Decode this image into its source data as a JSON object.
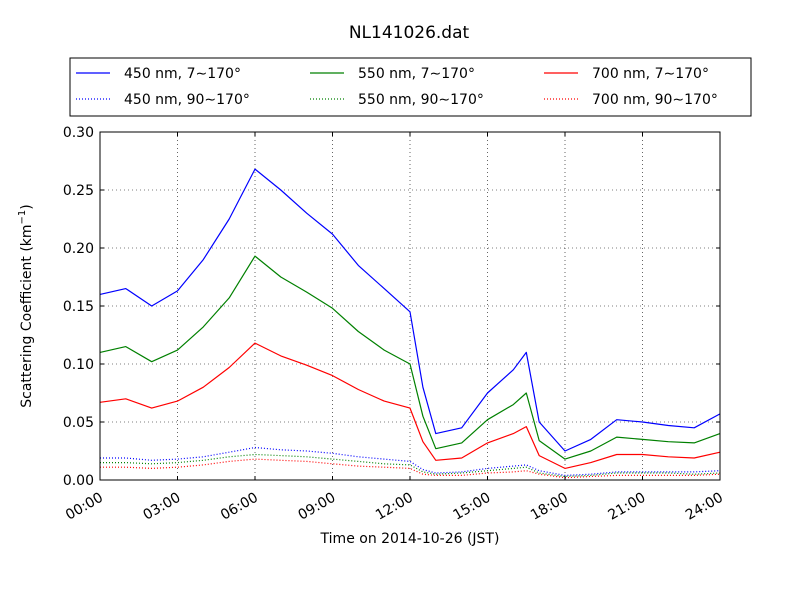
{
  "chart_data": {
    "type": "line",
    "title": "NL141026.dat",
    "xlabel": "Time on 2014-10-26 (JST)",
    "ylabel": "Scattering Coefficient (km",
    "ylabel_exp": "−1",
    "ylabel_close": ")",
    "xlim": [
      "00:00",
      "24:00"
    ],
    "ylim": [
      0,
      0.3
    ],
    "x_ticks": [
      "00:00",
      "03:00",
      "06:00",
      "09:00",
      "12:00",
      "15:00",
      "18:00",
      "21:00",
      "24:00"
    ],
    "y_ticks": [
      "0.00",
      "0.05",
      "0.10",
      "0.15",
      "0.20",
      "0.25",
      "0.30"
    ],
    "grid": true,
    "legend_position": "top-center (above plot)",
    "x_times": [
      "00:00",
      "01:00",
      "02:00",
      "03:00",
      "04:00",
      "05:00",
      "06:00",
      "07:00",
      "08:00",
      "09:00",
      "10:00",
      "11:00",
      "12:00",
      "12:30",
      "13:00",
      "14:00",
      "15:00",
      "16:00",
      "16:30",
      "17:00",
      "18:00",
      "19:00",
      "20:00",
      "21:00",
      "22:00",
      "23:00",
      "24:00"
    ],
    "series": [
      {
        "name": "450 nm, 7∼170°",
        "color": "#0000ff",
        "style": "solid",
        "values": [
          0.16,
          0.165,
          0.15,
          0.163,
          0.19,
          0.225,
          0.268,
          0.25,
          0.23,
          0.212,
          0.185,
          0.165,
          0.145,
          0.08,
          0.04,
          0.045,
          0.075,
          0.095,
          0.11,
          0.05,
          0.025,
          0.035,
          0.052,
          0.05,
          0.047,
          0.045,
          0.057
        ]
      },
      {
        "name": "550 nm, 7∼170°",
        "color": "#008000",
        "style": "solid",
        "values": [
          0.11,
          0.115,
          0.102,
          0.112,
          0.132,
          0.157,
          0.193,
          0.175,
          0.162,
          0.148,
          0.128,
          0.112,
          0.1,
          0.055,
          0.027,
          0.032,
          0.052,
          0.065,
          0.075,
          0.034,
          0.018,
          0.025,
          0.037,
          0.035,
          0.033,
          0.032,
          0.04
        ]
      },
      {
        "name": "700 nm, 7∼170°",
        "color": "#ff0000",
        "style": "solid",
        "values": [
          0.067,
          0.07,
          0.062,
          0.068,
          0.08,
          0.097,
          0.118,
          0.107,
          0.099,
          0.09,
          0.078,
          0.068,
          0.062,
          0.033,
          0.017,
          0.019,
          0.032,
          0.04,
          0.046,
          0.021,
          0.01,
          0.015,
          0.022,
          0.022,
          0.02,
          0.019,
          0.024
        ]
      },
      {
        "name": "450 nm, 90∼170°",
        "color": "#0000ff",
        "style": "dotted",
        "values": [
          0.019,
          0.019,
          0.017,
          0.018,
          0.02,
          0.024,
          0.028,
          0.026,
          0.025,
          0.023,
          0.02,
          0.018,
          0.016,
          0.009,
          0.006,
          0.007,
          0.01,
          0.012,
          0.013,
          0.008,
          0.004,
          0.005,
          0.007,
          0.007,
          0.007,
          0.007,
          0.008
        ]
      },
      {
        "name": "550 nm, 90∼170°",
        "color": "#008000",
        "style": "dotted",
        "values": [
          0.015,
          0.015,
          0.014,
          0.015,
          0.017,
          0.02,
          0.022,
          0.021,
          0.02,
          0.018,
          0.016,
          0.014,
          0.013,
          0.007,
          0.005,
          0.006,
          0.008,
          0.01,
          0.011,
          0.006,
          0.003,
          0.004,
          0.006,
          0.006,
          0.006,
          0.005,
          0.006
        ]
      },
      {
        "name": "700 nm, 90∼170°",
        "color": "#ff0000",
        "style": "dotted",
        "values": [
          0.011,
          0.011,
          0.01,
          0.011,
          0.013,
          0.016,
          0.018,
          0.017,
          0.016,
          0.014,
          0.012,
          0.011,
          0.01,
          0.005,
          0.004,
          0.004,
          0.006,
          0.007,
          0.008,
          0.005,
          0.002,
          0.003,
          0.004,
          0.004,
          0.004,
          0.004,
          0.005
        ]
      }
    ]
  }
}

========================================================================

Exercise directions
Omit the pictures, then quote the rest of the material above exactly.

Complete response
Decode this image into its source data as a JSON object.
{
  "chart_data": {
    "type": "line",
    "title": "NL141026.dat",
    "xlabel": "Time on 2014-10-26 (JST)",
    "ylabel": "Scattering Coefficient (km",
    "ylabel_exp": "−1",
    "ylabel_close": ")",
    "xlim": [
      "00:00",
      "24:00"
    ],
    "ylim": [
      0,
      0.3
    ],
    "x_ticks": [
      "00:00",
      "03:00",
      "06:00",
      "09:00",
      "12:00",
      "15:00",
      "18:00",
      "21:00",
      "24:00"
    ],
    "y_ticks": [
      "0.00",
      "0.05",
      "0.10",
      "0.15",
      "0.20",
      "0.25",
      "0.30"
    ],
    "grid": true,
    "legend_position": "top-center (above plot)",
    "x_times": [
      "00:00",
      "01:00",
      "02:00",
      "03:00",
      "04:00",
      "05:00",
      "06:00",
      "07:00",
      "08:00",
      "09:00",
      "10:00",
      "11:00",
      "12:00",
      "12:30",
      "13:00",
      "14:00",
      "15:00",
      "16:00",
      "16:30",
      "17:00",
      "18:00",
      "19:00",
      "20:00",
      "21:00",
      "22:00",
      "23:00",
      "24:00"
    ],
    "series": [
      {
        "name": "450 nm, 7∼170°",
        "color": "#0000ff",
        "style": "solid",
        "values": [
          0.16,
          0.165,
          0.15,
          0.163,
          0.19,
          0.225,
          0.268,
          0.25,
          0.23,
          0.212,
          0.185,
          0.165,
          0.145,
          0.08,
          0.04,
          0.045,
          0.075,
          0.095,
          0.11,
          0.05,
          0.025,
          0.035,
          0.052,
          0.05,
          0.047,
          0.045,
          0.057
        ]
      },
      {
        "name": "550 nm, 7∼170°",
        "color": "#008000",
        "style": "solid",
        "values": [
          0.11,
          0.115,
          0.102,
          0.112,
          0.132,
          0.157,
          0.193,
          0.175,
          0.162,
          0.148,
          0.128,
          0.112,
          0.1,
          0.055,
          0.027,
          0.032,
          0.052,
          0.065,
          0.075,
          0.034,
          0.018,
          0.025,
          0.037,
          0.035,
          0.033,
          0.032,
          0.04
        ]
      },
      {
        "name": "700 nm, 7∼170°",
        "color": "#ff0000",
        "style": "solid",
        "values": [
          0.067,
          0.07,
          0.062,
          0.068,
          0.08,
          0.097,
          0.118,
          0.107,
          0.099,
          0.09,
          0.078,
          0.068,
          0.062,
          0.033,
          0.017,
          0.019,
          0.032,
          0.04,
          0.046,
          0.021,
          0.01,
          0.015,
          0.022,
          0.022,
          0.02,
          0.019,
          0.024
        ]
      },
      {
        "name": "450 nm, 90∼170°",
        "color": "#0000ff",
        "style": "dotted",
        "values": [
          0.019,
          0.019,
          0.017,
          0.018,
          0.02,
          0.024,
          0.028,
          0.026,
          0.025,
          0.023,
          0.02,
          0.018,
          0.016,
          0.009,
          0.006,
          0.007,
          0.01,
          0.012,
          0.013,
          0.008,
          0.004,
          0.005,
          0.007,
          0.007,
          0.007,
          0.007,
          0.008
        ]
      },
      {
        "name": "550 nm, 90∼170°",
        "color": "#008000",
        "style": "dotted",
        "values": [
          0.015,
          0.015,
          0.014,
          0.015,
          0.017,
          0.02,
          0.022,
          0.021,
          0.02,
          0.018,
          0.016,
          0.014,
          0.013,
          0.007,
          0.005,
          0.006,
          0.008,
          0.01,
          0.011,
          0.006,
          0.003,
          0.004,
          0.006,
          0.006,
          0.006,
          0.005,
          0.006
        ]
      },
      {
        "name": "700 nm, 90∼170°",
        "color": "#ff0000",
        "style": "dotted",
        "values": [
          0.011,
          0.011,
          0.01,
          0.011,
          0.013,
          0.016,
          0.018,
          0.017,
          0.016,
          0.014,
          0.012,
          0.011,
          0.01,
          0.005,
          0.004,
          0.004,
          0.006,
          0.007,
          0.008,
          0.005,
          0.002,
          0.003,
          0.004,
          0.004,
          0.004,
          0.004,
          0.005
        ]
      }
    ]
  }
}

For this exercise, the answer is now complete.